_Provided data_.

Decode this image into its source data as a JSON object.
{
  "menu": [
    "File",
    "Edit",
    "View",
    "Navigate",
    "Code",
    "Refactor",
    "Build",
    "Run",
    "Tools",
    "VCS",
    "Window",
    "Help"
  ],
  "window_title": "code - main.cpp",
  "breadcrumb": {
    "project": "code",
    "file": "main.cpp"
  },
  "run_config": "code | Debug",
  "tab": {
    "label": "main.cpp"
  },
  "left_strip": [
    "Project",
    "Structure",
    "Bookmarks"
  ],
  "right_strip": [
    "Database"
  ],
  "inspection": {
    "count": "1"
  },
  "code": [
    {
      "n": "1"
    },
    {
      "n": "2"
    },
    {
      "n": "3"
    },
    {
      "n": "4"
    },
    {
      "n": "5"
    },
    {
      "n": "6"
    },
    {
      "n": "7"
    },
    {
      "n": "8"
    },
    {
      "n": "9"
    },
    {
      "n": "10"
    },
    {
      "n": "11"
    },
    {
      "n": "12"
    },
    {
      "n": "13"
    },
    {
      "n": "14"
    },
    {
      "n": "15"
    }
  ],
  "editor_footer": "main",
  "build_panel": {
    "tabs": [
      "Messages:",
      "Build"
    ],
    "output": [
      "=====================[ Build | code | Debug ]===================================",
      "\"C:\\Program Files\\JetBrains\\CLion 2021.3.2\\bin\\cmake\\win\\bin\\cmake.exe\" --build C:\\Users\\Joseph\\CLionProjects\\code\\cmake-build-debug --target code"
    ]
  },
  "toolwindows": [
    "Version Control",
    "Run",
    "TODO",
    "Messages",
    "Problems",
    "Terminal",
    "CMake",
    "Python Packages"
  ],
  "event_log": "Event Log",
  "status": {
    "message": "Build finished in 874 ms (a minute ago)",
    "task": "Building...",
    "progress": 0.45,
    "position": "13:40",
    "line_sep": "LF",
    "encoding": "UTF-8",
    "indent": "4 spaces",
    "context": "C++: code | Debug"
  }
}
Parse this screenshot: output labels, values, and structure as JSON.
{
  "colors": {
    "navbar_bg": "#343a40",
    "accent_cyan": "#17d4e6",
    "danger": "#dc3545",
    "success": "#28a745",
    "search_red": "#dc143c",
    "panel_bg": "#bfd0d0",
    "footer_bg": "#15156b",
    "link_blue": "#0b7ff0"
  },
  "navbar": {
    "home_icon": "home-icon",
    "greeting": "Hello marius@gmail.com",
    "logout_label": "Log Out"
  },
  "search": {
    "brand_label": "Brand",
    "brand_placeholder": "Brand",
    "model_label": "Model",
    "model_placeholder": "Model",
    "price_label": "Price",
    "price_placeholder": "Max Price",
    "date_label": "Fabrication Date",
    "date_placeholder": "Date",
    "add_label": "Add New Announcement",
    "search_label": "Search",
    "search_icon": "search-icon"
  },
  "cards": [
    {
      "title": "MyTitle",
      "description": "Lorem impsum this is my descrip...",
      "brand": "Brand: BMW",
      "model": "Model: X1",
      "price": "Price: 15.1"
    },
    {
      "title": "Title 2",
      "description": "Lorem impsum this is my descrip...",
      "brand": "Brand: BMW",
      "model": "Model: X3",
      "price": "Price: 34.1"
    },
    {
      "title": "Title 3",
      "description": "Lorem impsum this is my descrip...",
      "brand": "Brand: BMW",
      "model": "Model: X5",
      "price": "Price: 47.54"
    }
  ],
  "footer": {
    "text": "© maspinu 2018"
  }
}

_Problem to solve_. Copy all lines from the listing that contain "Price".

_Full solution_.
    "price_label": "Price",
    "price_placeholder": "Max Price",
      "price": "Price: 15.1"
      "price": "Price: 34.1"
      "price": "Price: 47.54"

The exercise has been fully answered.